- Given passage:
┌────────
Seller, and any Affiliate of Seller that is the record or beneficial
owner of shares of Purchaser Common Stock, shall vote to authorize, and
shall cause any member of the Board nominated by Seller or any of its
Affiliates to authorize, any indemnification made by Purchaser or any
successor of Purchaser to such directors and officers to the extent
that any such approval may be required by Section 145 of the Delaware
General Corporation Law.  In addition, Purchaser shall, and Laidlaw and
Seller shall cause Purchaser or its successors to maintain in effect
Purchaser's current directors and officers' liability insurance
policies (or policies providing comparable directors and officers'
liability insurance coverage) (the "Policies") covering current and
former members of the Board of Directors and officers of Purchaser (for
liabilities resulting from or arising out of this Agreement or events
that occurred on or prior to the Closing Date) for a period of at least
six years after the Closing Date and continuing members of the Board of
Directors of the Purchaser (for liabilities resulting from or arising
out of events that occurred on or prior to the third anniversary of the
Closing Date) for a period of at least nine years.  Notwithstanding
anything in the immediately preceding sentence to the contrary, in the
event that Purchaser determines that the Policies can only be
maintained or procured, as the case may be, at too great an expense to
Purchaser or its successor, Purchaser or its successor shall be
permitted to substitute, and Seller and Laidlaw shall cause Purchaser
or its successor to substitute, in lieu of the Policies, self-insurance
or other insurance pursuant to which such members of the Board of
Directors shall be provided with similar directors and officers'
liability coverage; provided, however, that any such substitution shall
not cause a lapse of the directors and officers' liability coverage.
└────────
- Material provided:
┌────────
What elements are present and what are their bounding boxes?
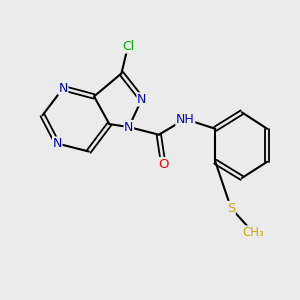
Text: N: N xyxy=(58,82,68,95)
Text: O: O xyxy=(158,158,169,171)
Text: S: S xyxy=(227,202,235,214)
Text: Cl: Cl xyxy=(122,40,134,53)
Text: N: N xyxy=(137,93,146,106)
Text: CH₃: CH₃ xyxy=(242,226,264,239)
Text: NH: NH xyxy=(176,112,195,126)
Text: N: N xyxy=(124,121,134,134)
Text: N: N xyxy=(52,137,62,150)
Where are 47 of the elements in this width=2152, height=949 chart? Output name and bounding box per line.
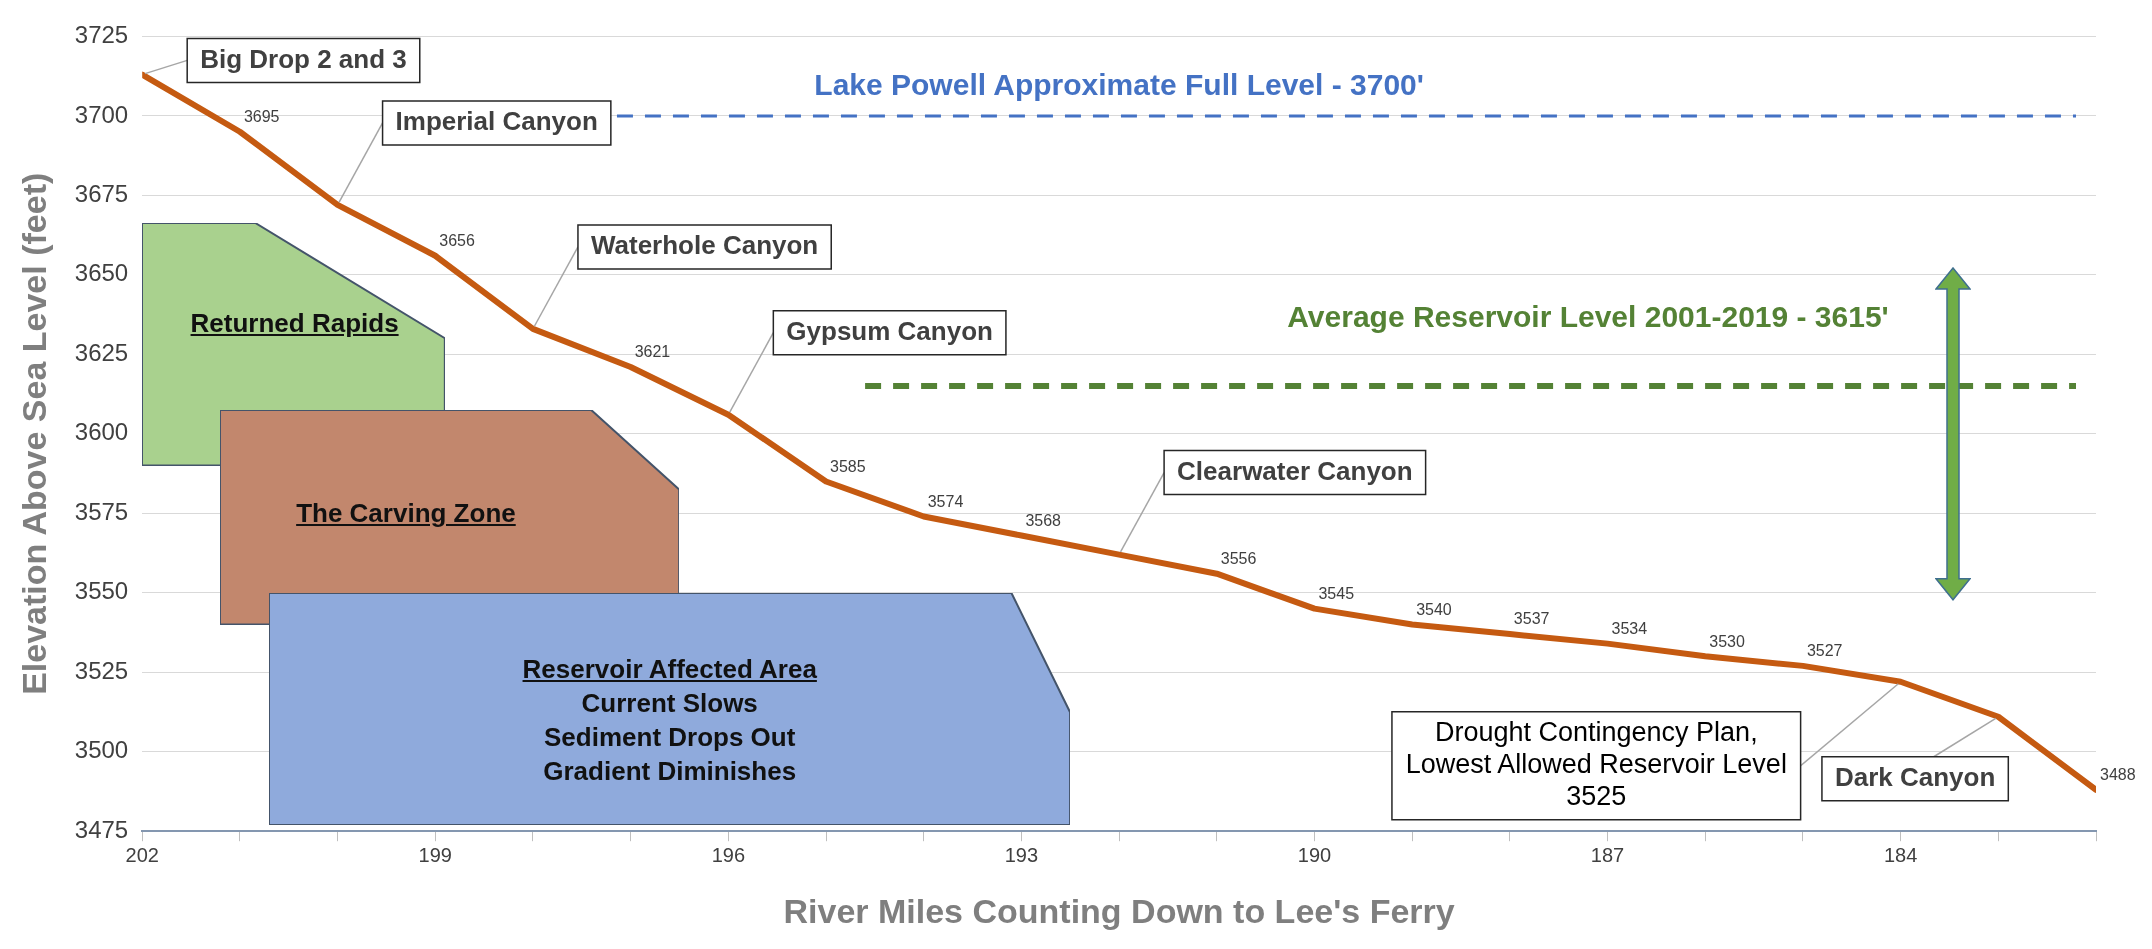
annotation: Clearwater Canyon [1177,455,1413,486]
data-label: 3556 [1220,550,1257,568]
x-tick-label: 187 [1590,843,1625,866]
annotation: Reservoir Affected Area Current Slows Sediment Drops Out Gradient Diminishes [521,652,818,788]
data-label: 3488 [2100,766,2136,784]
annotation: Imperial Canyon [395,106,598,137]
annotation: Big Drop 2 and 3 [200,43,407,74]
y-tick-label: 3650 [74,259,129,287]
x-tick-label: 199 [418,843,452,866]
x-tick-label: 196 [711,843,746,866]
ref-line-label: Lake Powell Approximate Full Level - 3700' [814,68,1424,102]
zone-panel: Reservoir Affected Area Current Slows Sediment Drops Out Gradient Diminishes [269,592,1071,825]
x-tick-label: 190 [1297,843,1332,866]
data-label: 3530 [1709,632,1745,650]
x-tick-label: 184 [1883,843,1918,866]
annotation: Dark Canyon [1834,761,1996,792]
data-label: 3656 [439,232,475,250]
data-label: 3545 [1318,585,1355,603]
y-tick-label: 3600 [74,418,129,446]
y-tick-label: 3700 [74,100,129,128]
ref-line-label: Average Reservoir Level 2001-2019 - 3615' [1287,300,1889,334]
y-tick-label: 3725 [74,21,129,49]
y-tick-label: 3525 [74,656,129,684]
data-label: 3540 [1416,600,1452,618]
annotation: Drought Contingency Plan, Lowest Allowed Reservoir Level 3525 [1405,717,1787,812]
data-label: 3534 [1611,620,1648,638]
data-label: 3537 [1513,610,1550,628]
annotation: Gypsum Canyon [786,315,993,346]
y-tick-label: 3575 [74,497,129,525]
data-label: 3585 [830,457,866,475]
y-tick-label: 3500 [74,736,129,764]
data-label: 3574 [927,492,964,510]
annotation: Waterhole Canyon [590,230,819,261]
y-tick-label: 3475 [74,815,129,843]
data-label: 3527 [1806,642,1843,660]
data-label: 3568 [1025,511,1062,529]
x-tick-label: 193 [1004,843,1039,866]
annotation: Returned Rapids [189,306,400,340]
x-tick-label: 202 [125,843,159,866]
y-tick-label: 3625 [74,338,129,366]
y-tick-label: 3675 [74,179,129,207]
y-tick-label: 3550 [74,577,129,605]
data-label: 3695 [243,108,280,126]
y-axis-title: Elevation Above Sea Level (feet) [14,172,53,695]
data-label: 3621 [634,343,671,361]
annotation: The Carving Zone [295,497,517,531]
x-axis-title: River Miles Counting Down to Lee's Ferry [783,891,1455,930]
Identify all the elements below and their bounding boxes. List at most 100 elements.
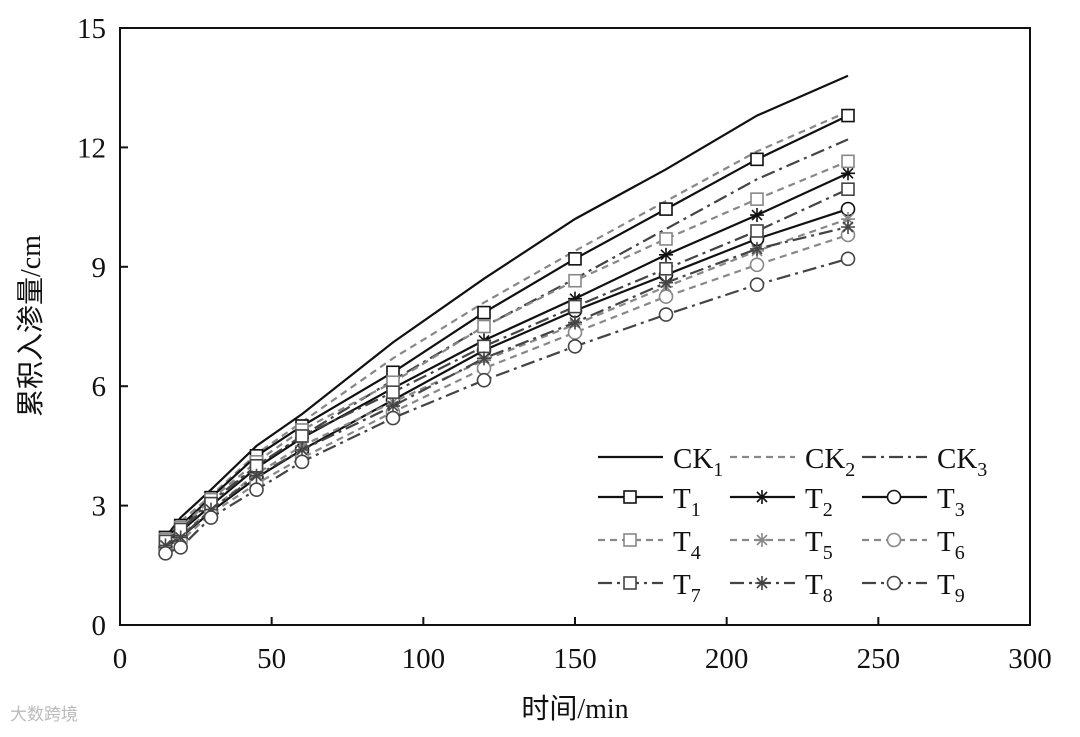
- square-marker: [568, 252, 582, 266]
- star-marker: [295, 442, 309, 457]
- x-tick-label: 250: [857, 643, 901, 675]
- x-tick-label: 200: [705, 643, 749, 675]
- legend-label: T4: [673, 526, 701, 564]
- circle-marker: [886, 532, 902, 548]
- square-marker: [386, 385, 400, 399]
- circle-marker: [476, 372, 492, 388]
- y-tick-label: 0: [92, 610, 107, 642]
- star-marker: [841, 220, 855, 234]
- star-marker: [750, 208, 764, 223]
- circle-marker: [294, 454, 310, 470]
- x-tick-label: 150: [553, 643, 597, 675]
- square-marker: [477, 339, 491, 354]
- series-ck2: [164, 110, 849, 541]
- circle-marker: [385, 410, 401, 426]
- y-tick-label: 12: [77, 132, 106, 164]
- square-marker: [659, 202, 673, 216]
- legend-item-t4: T4: [598, 526, 701, 564]
- square-marker: [659, 261, 673, 276]
- circle-marker: [886, 489, 902, 505]
- x-axis-label: 时间/min: [521, 693, 628, 725]
- series-line: [164, 114, 849, 539]
- square-marker: [659, 232, 673, 246]
- legend-item-t3: T3: [862, 483, 965, 521]
- x-tick-label: 0: [113, 643, 128, 675]
- series-line: [165, 257, 849, 555]
- circle-marker: [749, 277, 765, 293]
- series-line: [164, 74, 849, 539]
- y-tick-label: 9: [92, 252, 107, 284]
- star-marker: [204, 502, 218, 517]
- legend-item-t5: T5: [730, 526, 833, 564]
- square-marker: [295, 429, 309, 443]
- star-marker: [173, 530, 188, 545]
- circle-marker: [203, 510, 219, 525]
- legend-item-ck1: CK1: [598, 443, 723, 481]
- star-marker: [755, 576, 769, 590]
- series-t6: [158, 227, 856, 557]
- square-marker: [750, 224, 764, 238]
- series-line: [164, 160, 849, 541]
- y-tick-label: 3: [92, 491, 107, 523]
- star-marker: [755, 533, 769, 547]
- square-marker: [841, 182, 855, 196]
- legend-label: T8: [805, 569, 833, 607]
- y-tick-label: 15: [77, 13, 106, 45]
- watermark-text: 大数跨境: [10, 705, 78, 725]
- square-marker: [623, 490, 637, 504]
- legend-label: T6: [937, 526, 965, 564]
- legend: CK1 CK2 CK3 T1 T2 T3 T4 T5 T6 T7 T8 T9: [598, 443, 987, 607]
- star-marker: [249, 468, 264, 483]
- circle-marker: [749, 257, 765, 273]
- legend-label: T7: [673, 569, 701, 607]
- legend-label: CK2: [805, 443, 855, 481]
- circle-marker: [567, 339, 583, 354]
- circle-marker: [840, 251, 856, 267]
- circle-marker: [886, 575, 902, 591]
- legend-label: T2: [805, 483, 833, 521]
- square-marker: [623, 533, 637, 547]
- circle-marker: [249, 482, 264, 497]
- x-tick-label: 300: [1008, 643, 1052, 675]
- square-marker: [750, 152, 764, 167]
- legend-item-t1: T1: [598, 483, 701, 521]
- star-marker: [750, 241, 764, 256]
- legend-item-t6: T6: [862, 526, 965, 564]
- legend-item-t7: T7: [598, 569, 701, 607]
- square-marker: [477, 319, 491, 334]
- square-marker: [477, 305, 491, 320]
- y-axis-label: 累积入渗量/cm: [15, 235, 47, 417]
- series-group: [158, 74, 856, 561]
- legend-label: T5: [805, 526, 833, 564]
- circle-marker: [658, 289, 674, 304]
- square-marker: [841, 154, 855, 169]
- series-line: [164, 188, 849, 543]
- legend-label: T1: [673, 483, 701, 521]
- circle-marker: [158, 546, 173, 561]
- square-marker: [623, 576, 637, 590]
- legend-item-t9: T9: [862, 569, 965, 607]
- legend-label: T3: [937, 483, 965, 521]
- star-marker: [477, 351, 491, 366]
- star-marker: [659, 247, 673, 262]
- star-marker: [386, 399, 400, 414]
- x-tick-label: 100: [402, 643, 446, 675]
- y-tick-label: 6: [92, 371, 107, 403]
- legend-item-t8: T8: [730, 569, 833, 607]
- square-marker: [750, 192, 764, 206]
- star-marker: [158, 538, 173, 553]
- legend-label: CK1: [673, 443, 723, 481]
- square-marker: [568, 299, 582, 314]
- star-marker: [841, 212, 855, 227]
- star-marker: [841, 166, 855, 181]
- legend-item-ck2: CK2: [730, 443, 855, 481]
- star-marker: [755, 490, 769, 504]
- series-t7: [158, 182, 855, 549]
- legend-label: CK3: [937, 443, 987, 481]
- series-t3: [158, 201, 856, 555]
- series-t9: [158, 251, 856, 561]
- series-line: [164, 225, 849, 547]
- square-marker: [568, 273, 582, 288]
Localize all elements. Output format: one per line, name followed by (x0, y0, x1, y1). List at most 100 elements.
└────────
- Exercise details: Please state, according to the insurance passage, the minimum period after the Closing Date for which the Policies must cover current and former Board members and officers of Purchaser.

- Finished exercise: At least six years after the Closing Date.